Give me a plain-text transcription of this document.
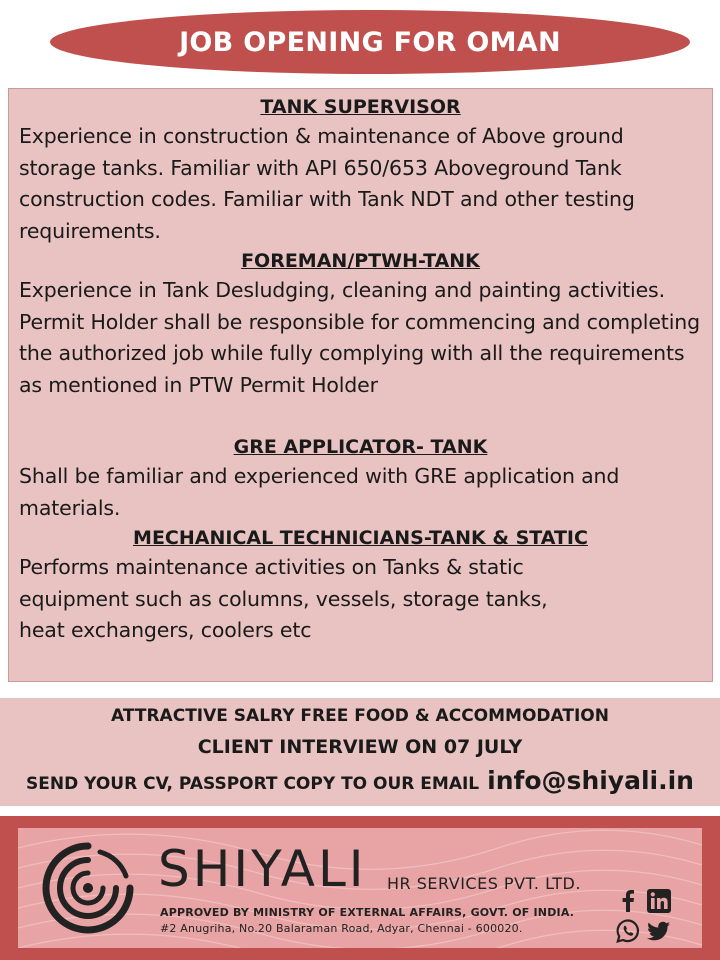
JOB OPENING FOR OMAN
TANK SUPERVISOR
Experience in construction & maintenance of Above ground storage tanks. Familiar with API 650/653 Aboveground Tank construction codes. Familiar with Tank NDT and other testing requirements.
FOREMAN/PTWH-TANK
Experience in Tank Desludging, cleaning and painting activities. Permit Holder shall be responsible for commencing and completing the authorized job while fully complying with all the requirements as mentioned in PTW Permit Holder
GRE APPLICATOR- TANK
Shall be familiar and experienced with GRE application and materials.
MECHANICAL TECHNICIANS-TANK & STATIC
Performs maintenance activities on Tanks & static equipment such as columns, vessels, storage tanks, heat exchangers, coolers etc
ATTRACTIVE SALRY FREE FOOD & ACCOMMODATION
CLIENT INTERVIEW ON 07 JULY
SEND YOUR CV, PASSPORT COPY TO OUR EMAIL info@shiyali.in
SHIYALI HR SERVICES PVT. LTD.
APPROVED BY MINISTRY OF EXTERNAL AFFAIRS, GOVT. OF INDIA.
#2 Anugriha, No.20 Balaraman Road, Adyar, Chennai - 600020.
========================
Lines that hold the word "storage" are the ones to return, every one of them.

Experience in construction & maintenance of Above ground storage tanks. Familiar with API 650/653 Aboveground Tank construction codes. Familiar with Tank NDT and other testing requirements.
Performs maintenance activities on Tanks & static equipment such as columns, vessels, storage tanks, heat exchangers, coolers etc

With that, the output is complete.